## TO DO
What is the number of lines in these entries that contain "object"? State it alone.

--

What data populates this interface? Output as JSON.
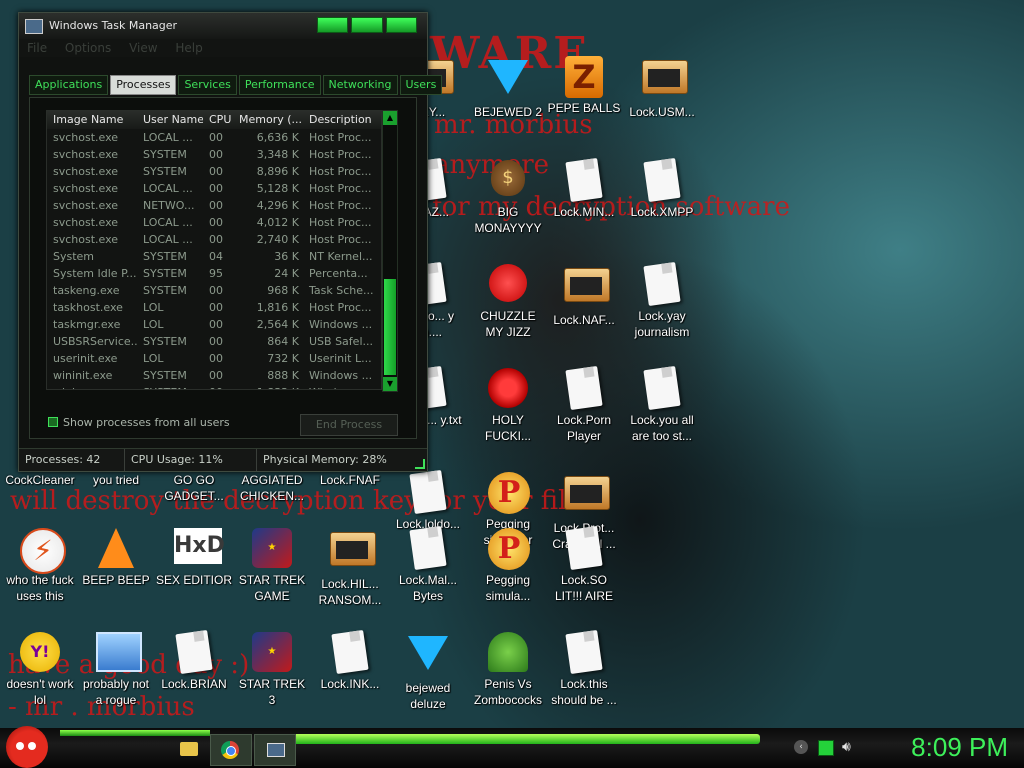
{
  "wallpaper_text": {
    "big": "WARE",
    "line1": "for my decryption software",
    "line2": "mr. morbius",
    "line3": "anymore",
    "line4": "will destroy the decryption key for your files",
    "line5": "have a good day :)",
    "line6": "- mr . morbius"
  },
  "desktop_icons": [
    {
      "label": "...KY...",
      "type": "win"
    },
    {
      "label": "BEJEWED 2",
      "type": "gem"
    },
    {
      "label": "PEPE BALLS",
      "type": "zbadge"
    },
    {
      "label": "Lock.USM...",
      "type": "win"
    },
    {
      "label": "...LAZ...",
      "type": "doc"
    },
    {
      "label": "BIG MONAYYYY",
      "type": "moneybag"
    },
    {
      "label": "Lock.MIN...",
      "type": "doc"
    },
    {
      "label": "Lock.XMPP",
      "type": "doc"
    },
    {
      "label": "...oldo... y (2)....",
      "type": "doc"
    },
    {
      "label": "CHUZZLE MY JIZZ",
      "type": "fuzz"
    },
    {
      "label": "Lock.NAF...",
      "type": "win"
    },
    {
      "label": "Lock.yay journalism",
      "type": "doc"
    },
    {
      "label": "...oldo... y.txt",
      "type": "doc"
    },
    {
      "label": "HOLY FUCKI...",
      "type": "redring"
    },
    {
      "label": "Lock.Porn Player",
      "type": "doc"
    },
    {
      "label": "Lock.you all are too st...",
      "type": "doc"
    },
    {
      "label": "CockCleaner",
      "type": "none"
    },
    {
      "label": "you tried",
      "type": "none"
    },
    {
      "label": "GO GO GADGET...",
      "type": "none"
    },
    {
      "label": "AGGIATED CHICKEN...",
      "type": "none"
    },
    {
      "label": "Lock.FNAF",
      "type": "none"
    },
    {
      "label": "Lock.loldo...",
      "type": "doc"
    },
    {
      "label": "Pegging simulator",
      "type": "pbadge"
    },
    {
      "label": "Lock.Prot... Crack full ...",
      "type": "win"
    },
    {
      "label": "who the fuck uses this",
      "type": "flash"
    },
    {
      "label": "BEEP BEEP",
      "type": "cone"
    },
    {
      "label": "SEX EDITIOR",
      "type": "hxd"
    },
    {
      "label": "STAR TREK GAME",
      "type": "starwars"
    },
    {
      "label": "Lock.HIL... RANSOM...",
      "type": "win"
    },
    {
      "label": "Lock.Mal... Bytes",
      "type": "doc"
    },
    {
      "label": "Pegging simula...",
      "type": "pbadge"
    },
    {
      "label": "Lock.SO LIT!!! AIRE",
      "type": "doc"
    },
    {
      "label": "doesn't work lol",
      "type": "yahoo"
    },
    {
      "label": "probably not a rogue",
      "type": "gadget"
    },
    {
      "label": "Lock.BRIAN",
      "type": "doc"
    },
    {
      "label": "STAR TREK 3",
      "type": "starwars"
    },
    {
      "label": "Lock.INK...",
      "type": "doc"
    },
    {
      "label": "bejewed deluze",
      "type": "gem"
    },
    {
      "label": "Penis Vs Zombococks",
      "type": "plant"
    },
    {
      "label": "Lock.this should be ...",
      "type": "doc"
    }
  ],
  "taskmgr": {
    "title": "Windows Task Manager",
    "menu": [
      "File",
      "Options",
      "View",
      "Help"
    ],
    "tabs": [
      "Applications",
      "Processes",
      "Services",
      "Performance",
      "Networking",
      "Users"
    ],
    "active_tab": "Processes",
    "columns": [
      "Image Name",
      "User Name",
      "CPU",
      "Memory (...",
      "Description"
    ],
    "rows": [
      [
        "svchost.exe",
        "LOCAL ...",
        "00",
        "6,636 K",
        "Host Proc..."
      ],
      [
        "svchost.exe",
        "SYSTEM",
        "00",
        "3,348 K",
        "Host Proc..."
      ],
      [
        "svchost.exe",
        "SYSTEM",
        "00",
        "8,896 K",
        "Host Proc..."
      ],
      [
        "svchost.exe",
        "LOCAL ...",
        "00",
        "5,128 K",
        "Host Proc..."
      ],
      [
        "svchost.exe",
        "NETWO...",
        "00",
        "4,296 K",
        "Host Proc..."
      ],
      [
        "svchost.exe",
        "LOCAL ...",
        "00",
        "4,012 K",
        "Host Proc..."
      ],
      [
        "svchost.exe",
        "LOCAL ...",
        "00",
        "2,740 K",
        "Host Proc..."
      ],
      [
        "System",
        "SYSTEM",
        "04",
        "36 K",
        "NT Kernel..."
      ],
      [
        "System Idle P...",
        "SYSTEM",
        "95",
        "24 K",
        "Percenta..."
      ],
      [
        "taskeng.exe",
        "SYSTEM",
        "00",
        "968 K",
        "Task Sche..."
      ],
      [
        "taskhost.exe",
        "LOL",
        "00",
        "1,816 K",
        "Host Proc..."
      ],
      [
        "taskmgr.exe",
        "LOL",
        "00",
        "2,564 K",
        "Windows ..."
      ],
      [
        "USBSRService...",
        "SYSTEM",
        "00",
        "864 K",
        "USB Safel..."
      ],
      [
        "userinit.exe",
        "LOL",
        "00",
        "732 K",
        "Userinit L..."
      ],
      [
        "wininit.exe",
        "SYSTEM",
        "00",
        "888 K",
        "Windows ..."
      ],
      [
        "winlogon.exe",
        "SYSTEM",
        "00",
        "1,832 K",
        "Windows ..."
      ]
    ],
    "show_all_label": "Show processes from all users",
    "end_process_label": "End Process",
    "status": {
      "processes": "Processes: 42",
      "cpu": "CPU Usage: 11%",
      "memory": "Physical Memory: 28%"
    }
  },
  "taskbar": {
    "clock": "8:09 PM"
  }
}
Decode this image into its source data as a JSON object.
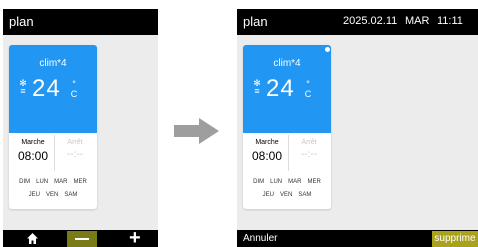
{
  "left_screen": {
    "title": "plan",
    "card": {
      "name": "clim*4",
      "temperature": "24",
      "unit": "°C",
      "start_label": "Marche",
      "start_time": "08:00",
      "stop_label": "Arrêt",
      "stop_time": "--:--",
      "days_row1": [
        "DIM",
        "LUN",
        "MAR",
        "MER"
      ],
      "days_row2": [
        "JEU",
        "VEN",
        "SAM"
      ]
    },
    "bottom": {
      "home_icon": "home-icon",
      "minus_icon": "minus-icon",
      "plus_icon": "plus-icon"
    }
  },
  "right_screen": {
    "title": "plan",
    "date": "2025.02.11",
    "day": "MAR",
    "time": "11:11",
    "card": {
      "name": "clim*4",
      "temperature": "24",
      "unit": "°C",
      "start_label": "Marche",
      "start_time": "08:00",
      "stop_label": "Arrêt",
      "stop_time": "--:--",
      "days_row1": [
        "DIM",
        "LUN",
        "MAR",
        "MER"
      ],
      "days_row2": [
        "JEU",
        "VEN",
        "SAM"
      ]
    },
    "bottom": {
      "cancel_label": "Annuler",
      "delete_label": "supprime"
    }
  },
  "colors": {
    "card_header": "#2196f3",
    "topbar": "#000000",
    "accent_button": "#aaa21c",
    "background": "#ececec"
  }
}
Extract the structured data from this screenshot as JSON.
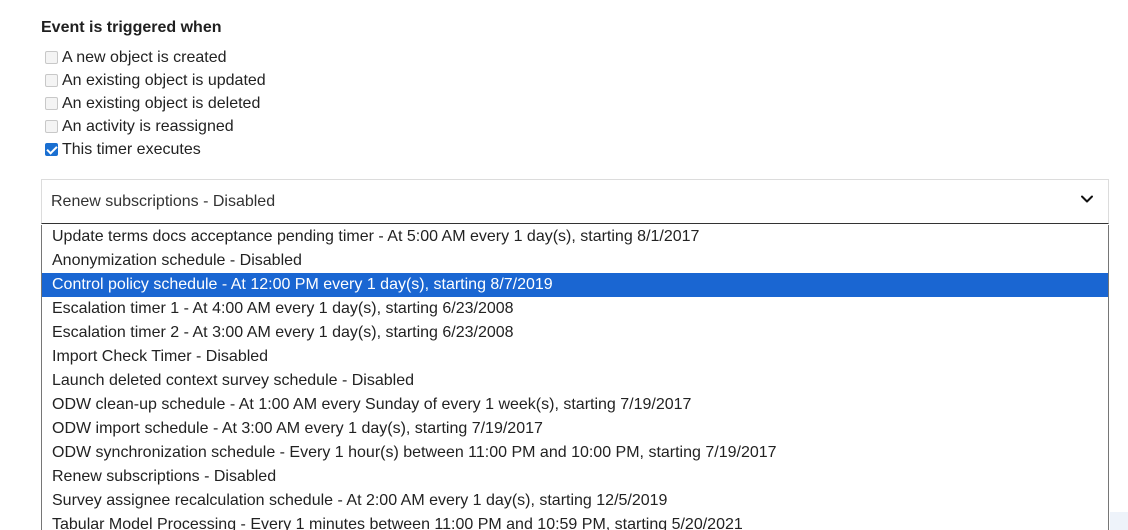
{
  "section": {
    "title": "Event is triggered when"
  },
  "checkboxes": [
    {
      "label": "A new object is created",
      "checked": false,
      "disabled": true
    },
    {
      "label": "An existing object is updated",
      "checked": false,
      "disabled": true
    },
    {
      "label": "An existing object is deleted",
      "checked": false,
      "disabled": true
    },
    {
      "label": "An activity is reassigned",
      "checked": false,
      "disabled": true
    },
    {
      "label": "This timer executes",
      "checked": true,
      "disabled": false
    }
  ],
  "select": {
    "value": "Renew subscriptions - Disabled",
    "icon": "chevron-down-icon"
  },
  "dropdown": {
    "highlighted_index": 2,
    "options": [
      "Update terms docs acceptance pending timer - At 5:00 AM every 1 day(s), starting 8/1/2017",
      "Anonymization schedule - Disabled",
      "Control policy schedule - At 12:00 PM every 1 day(s), starting 8/7/2019",
      "Escalation timer 1 - At 4:00 AM every 1 day(s), starting 6/23/2008",
      "Escalation timer 2 - At 3:00 AM every 1 day(s), starting 6/23/2008",
      "Import Check Timer - Disabled",
      "Launch deleted context survey schedule - Disabled",
      "ODW clean-up schedule - At 1:00 AM every Sunday of every 1 week(s), starting 7/19/2017",
      "ODW import schedule - At 3:00 AM every 1 day(s), starting 7/19/2017",
      "ODW synchronization schedule - Every 1 hour(s) between 11:00 PM and 10:00 PM, starting 7/19/2017",
      "Renew subscriptions - Disabled",
      "Survey assignee recalculation schedule - At 2:00 AM every 1 day(s), starting 12/5/2019",
      "Tabular Model Processing - Every 1 minutes between 11:00 PM and 10:59 PM, starting 5/20/2021"
    ]
  },
  "colors": {
    "highlight": "#1a66d2",
    "checkbox_checked": "#1a6fd1"
  }
}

--

## EXERCISE RESULT
4